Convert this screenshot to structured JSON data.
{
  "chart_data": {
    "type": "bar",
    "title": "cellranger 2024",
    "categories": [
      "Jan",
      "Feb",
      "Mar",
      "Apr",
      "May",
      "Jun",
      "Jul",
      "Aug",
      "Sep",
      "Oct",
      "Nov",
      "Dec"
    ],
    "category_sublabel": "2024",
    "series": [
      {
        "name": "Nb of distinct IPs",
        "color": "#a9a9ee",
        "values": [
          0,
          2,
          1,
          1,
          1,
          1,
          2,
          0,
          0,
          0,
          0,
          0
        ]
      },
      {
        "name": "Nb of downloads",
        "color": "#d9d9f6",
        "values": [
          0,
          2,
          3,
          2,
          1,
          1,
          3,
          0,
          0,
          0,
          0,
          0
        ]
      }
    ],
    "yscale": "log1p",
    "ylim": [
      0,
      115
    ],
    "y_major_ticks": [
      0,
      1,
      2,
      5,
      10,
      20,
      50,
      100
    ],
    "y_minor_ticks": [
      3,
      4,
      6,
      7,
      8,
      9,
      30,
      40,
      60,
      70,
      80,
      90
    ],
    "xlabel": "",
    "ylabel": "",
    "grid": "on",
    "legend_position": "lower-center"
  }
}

□ □ □

- Stated problem:
Go through the listing above and work out how many lines contain the string "name". Reply with the number alone.

- Task response:
2